Exercise data →
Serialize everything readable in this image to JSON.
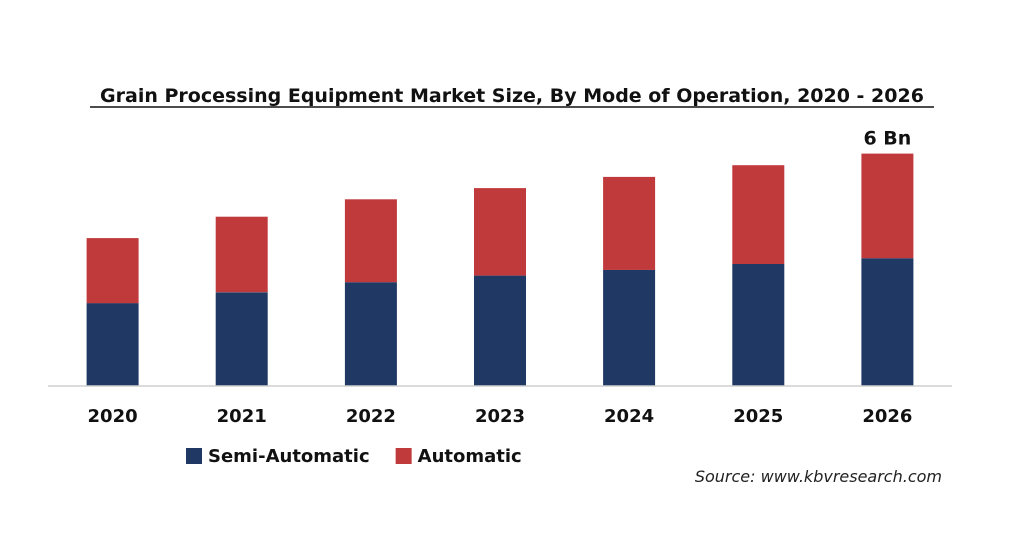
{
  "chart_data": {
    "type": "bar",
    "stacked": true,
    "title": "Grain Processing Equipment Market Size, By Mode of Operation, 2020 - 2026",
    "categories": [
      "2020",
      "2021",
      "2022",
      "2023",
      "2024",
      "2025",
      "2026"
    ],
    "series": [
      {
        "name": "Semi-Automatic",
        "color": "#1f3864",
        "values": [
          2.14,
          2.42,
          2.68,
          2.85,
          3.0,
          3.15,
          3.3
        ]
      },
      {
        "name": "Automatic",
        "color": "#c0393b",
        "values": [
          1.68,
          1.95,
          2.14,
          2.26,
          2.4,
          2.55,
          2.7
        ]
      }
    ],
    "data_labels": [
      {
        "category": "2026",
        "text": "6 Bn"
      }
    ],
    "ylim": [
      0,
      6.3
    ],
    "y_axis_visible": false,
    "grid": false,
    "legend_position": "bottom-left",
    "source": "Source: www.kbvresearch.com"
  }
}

Directive →
Pull out every line holding "name" from the records above, and copy it.

Response to this exercise →
        "name": "Semi-Automatic",
        "name": "Automatic",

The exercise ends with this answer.